-- STATED GOAL --
From the listing below, pull out all lines with "לשבור" in them.

-- RECORDS FOR THIS TASK --
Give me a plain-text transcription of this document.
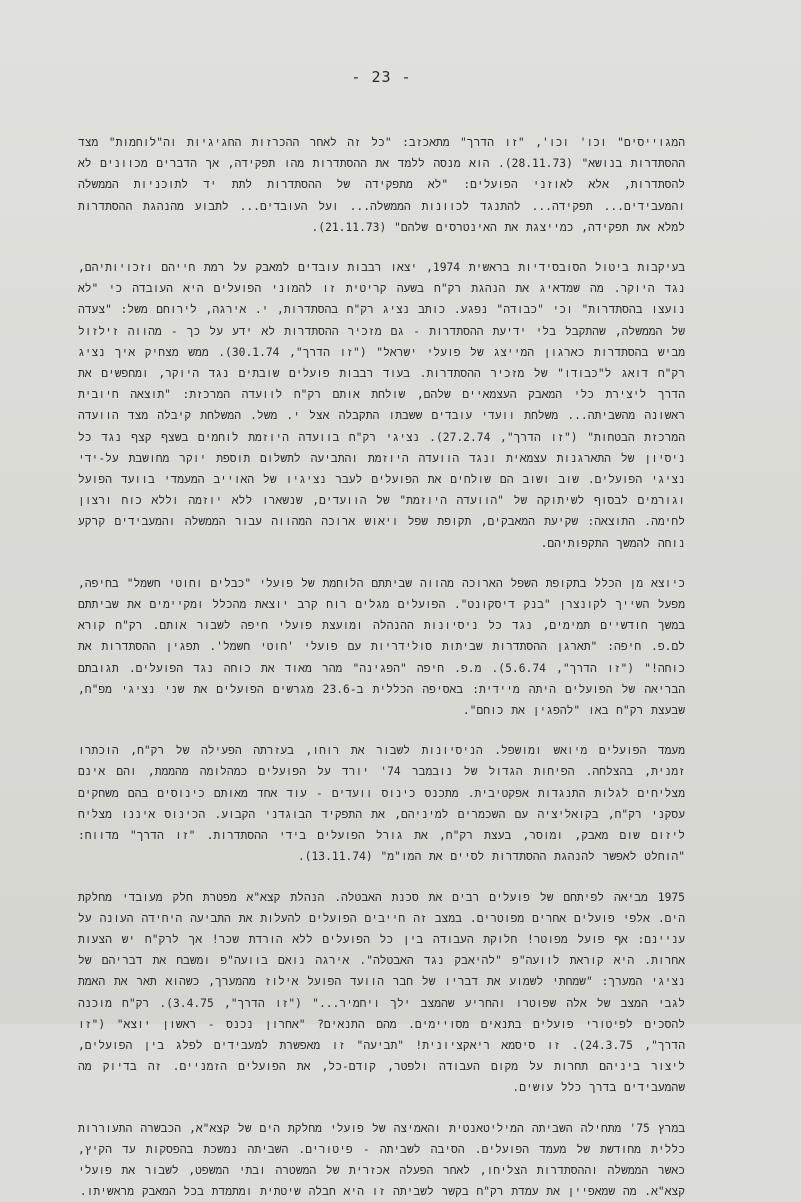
- 23 -

המגוייסים" וכו' וכו', "זו הדרך" מתאכזב: "כל זה לאחר ההכרזות החגיגיות וה"לוחמות" מצד ההסתדרות בנושא" (28.11.73). הוא מנסה ללמד את ההסתדרות מהו תפקידה, אך הדברים מכוונים לא להסתדרות, אלא לאוזני הפועלים: "לא מתפקידה של ההסתדרות לתת יד לתוכניות הממשלה והמעבידים... תפקידה... להתנגד לכוונות הממשלה... ועל העובדים... לתבוע מהנהגת ההסתדרות למלא את תפקידה, כמייצגת את האינטרסים שלהם" (21.11.73).

בעיקבות ביטול הסובסידיות בראשית 1974, יצאו רבבות עובדים למאבק על רמת חייהם וזכויותיהם, נגד היוקר. מה שמדאיג את הנהגת רק"ח בשעה קריטית זו להמוני הפועלים היא העובדה כי "לא נועצו בהסתדרות" וכי "כבודה" נפגע. כותב נציג רק"ח בהסתדרות, י. אירגה, לירוחם משל: "צעדה של הממשלה, שהתקבל בלי ידיעת ההסתדרות - גם מזכיר ההסתדרות לא ידע על כך - מהווה זילזול מביש בהסתדרות כארגון המייצג של פועלי ישראל" ("זו הדרך", 30.1.74). ממש מצחיק איך נציג רק"ח דואג ל"כבודו" של מזכיר ההסתדרות. בעוד רבבות פועלים שובתים נגד היוקר, ומחפשים את הדרך ליצירת כלי המאבק העצמאיים שלהם, שולחת אותם רק"ח לוועדה המרכזת: "תוצאה חיובית ראשונה מהשביתה... משלחת וועדי עובדים ששבתו התקבלה אצל י. משל. המשלחת קיבלה מצד הוועדה המרכזת הבטחות" ("זו הדרך", 27.2.74). נציגי רק"ח בוועדה היוזמת לוחמים בשצף קצף נגד כל ניסיון של התארגנות עצמאית ונגד הוועדה היוזמת והתביעה לתשלום תוספת יוקר מחושבת על-ידי נציגי הפועלים. שוב ושוב הם שולחים את הפועלים לעבר נציגיו של האוייב המעמדי בוועד הפועל וגורמים לבסוף לשיתוקה של "הוועדה היוזמת" של הוועדים, שנשארו ללא יוזמה וללא כוח ורצון לחימה. התוצאה: שקיעת המאבקים, תקופת שפל ויאוש ארוכה המהווה עבור הממשלה והמעבידים קרקע נוחה להמשך התקפותיהם.

כיוצא מן הכלל בתקופת השפל הארוכה מהווה שביתתם הלוחמת של פועלי "כבלים וחוטי חשמל" בחיפה, מפעל השייך לקונצרן "בנק דיסקונט". הפועלים מגלים רוח קרב יוצאת מהכלל ומקיימים את שביתתם במשך חודשיים תמימים, נגד כל ניסיונות ההנהלה ומועצת פועלי חיפה לשבור אותם. רק"ח קורא לם.פ. חיפה: "תארגן ההסתדרות שביתות סולידריות עם פועלי 'חוטי חשמל'. תפגין ההסתדרות את כוחה!" ("זו הדרך", 5.6.74). מ.פ. חיפה "הפגינה" מהר מאוד את כוחה נגד הפועלים. תגובתם הבריאה של הפועלים היתה מיידית: באסיפה הכללית ב-23.6 מגרשים הפועלים את שני נציגי מפ"ח, שבעצת רק"ח באו "להפגין את כוחם".

מעמד הפועלים מיואש ומושפל. הניסיונות לשבור את רוחו, בעזרתה הפעילה של רק"ח, הוכתרו זמנית, בהצלחה. הפיחות הגדול של נובמבר 74' יורד על הפועלים כמהלומה מהממת, והם אינם מצליחים לגלות התנגדות אפקטיבית. מתכנס כינוס וועדים - עוד אחד מאותם כינוסים בהם משחקים עסקני רק"ח, בקואליציה עם השכמרים למיניהם, את התפקיד הבוגדני הקבוע. הכינוס איננו מצליח ליזום שום מאבק, ומוסר, בעצת רק"ח, את גורל הפועלים בידי ההסתדרות. "זו הדרך" מדווח: "הוחלט לאפשר להנהגת ההסתדרות לסיים את המו"מ" (13.11.74).

1975 מביאה לפיתחם של פועלים רבים את סכנת האבטלה. הנהלת קצא"א מפטרת חלק מעובדי מחלקת הים. אלפי פועלים אחרים מפוטרים. במצב זה חייבים הפועלים להעלות את התביעה היחידה העונה על עניינם: אף פועל מפוטר! חלוקת העבודה בין כל הפועלים ללא הורדת שכר! אך לרק"ח יש הצעות אחרות. היא קוראת לוועה"פ "להיאבק נגד האבטלה". אירגה נואם בוועה"פ ומשבח את דבריהם של נציגי המערך: "שמחתי לשמוע את דבריו של חבר הוועד הפועל אילוז מהמערך, כשהוא תאר את האמת לגבי המצב של אלה שפוטרו והחריע שהמצב ילך ויחמיר..." ("זו הדרך", 3.4.75). רק"ח מוכנה להסכים לפיטורי פועלים בתנאים מסויימים. מהם התנאים? "אחרון נכנס - ראשון יוצא" ("זו הדרך", 24.3.75). זו סיסמא ריאקציונית! "תביעה" זו מאפשרת למעבידים לפלג בין הפועלים, ליצור ביניהם תחרות על מקום העבודה ולפטר, קודם-כל, את הפועלים הזמניים. זה בדיוק מה שהמעבידים בדרך כלל עושים.

במרץ 75' מתחילה השביתה המיליטאנטית והאמיצה של פועלי מחלקת הים של קצא"א, הכבשרה התעוררות כללית מחודשת של מעמד הפועלים. הסיבה לשביתה - פיטורים. השביתה נמשכת בהפסקות עד הקיץ, כאשר הממשלה וההסתדרות הצליחו, לאחר הפעלה אכזרית של המשטרה ובתי המשפט, לשבור את פועלי קצא"א. מה שמאפיין את עמדת רק"ח בקשר לשביתה זו היא חבלה שיטתית ומתמדת בכל המאבק מראשיתו.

-- TASK ANSWER --
כיוצא מן הכלל בתקופת השפל הארוכה מהווה שביתתם הלוחמת של פועלי "כבלים וחוטי חשמל" בחיפה, מפעל השייך לקונצרן "בנק דיסקונט". הפועלים מגלים רוח קרב יוצאת מהכלל ומקיימים את שביתתם במשך חודשיים תמימים, נגד כל ניסיונות ההנהלה ומועצת פועלי חיפה לשבור אותם. רק"ח קורא לם.פ. חיפה: "תארגן ההסתדרות שביתות סולידריות עם פועלי 'חוטי חשמל'. תפגין ההסתדרות את כוחה!" ("זו הדרך", 5.6.74). מ.פ. חיפה "הפגינה" מהר מאוד את כוחה נגד הפועלים. תגובתם הבריאה של הפועלים היתה מיידית: באסיפה הכללית ב-23.6 מגרשים הפועלים את שני נציגי מפ"ח, שבעצת רק"ח באו "להפגין את כוחם".
מעמד הפועלים מיואש ומושפל. הניסיונות לשבור את רוחו, בעזרתה הפעילה של רק"ח, הוכתרו זמנית, בהצלחה. הפיחות הגדול של נובמבר 74' יורד על הפועלים כמהלומה מהממת, והם אינם מצליחים לגלות התנגדות אפקטיבית. מתכנס כינוס וועדים - עוד אחד מאותם כינוסים בהם משחקים עסקני רק"ח, בקואליציה עם השכמרים למיניהם, את התפקיד הבוגדני הקבוע. הכינוס איננו מצליח ליזום שום מאבק, ומוסר, בעצת רק"ח, את גורל הפועלים בידי ההסתדרות. "זו הדרך" מדווח: "הוחלט לאפשר להנהגת ההסתדרות לסיים את המו"מ" (13.11.74).
במרץ 75' מתחילה השביתה המיליטאנטית והאמיצה של פועלי מחלקת הים של קצא"א, הכבשרה התעוררות כללית מחודשת של מעמד הפועלים. הסיבה לשביתה - פיטורים. השביתה נמשכת בהפסקות עד הקיץ, כאשר הממשלה וההסתדרות הצליחו, לאחר הפעלה אכזרית של המשטרה ובתי המשפט, לשבור את פועלי קצא"א. מה שמאפיין את עמדת רק"ח בקשר לשביתה זו היא חבלה שיטתית ומתמדת בכל המאבק מראשיתו.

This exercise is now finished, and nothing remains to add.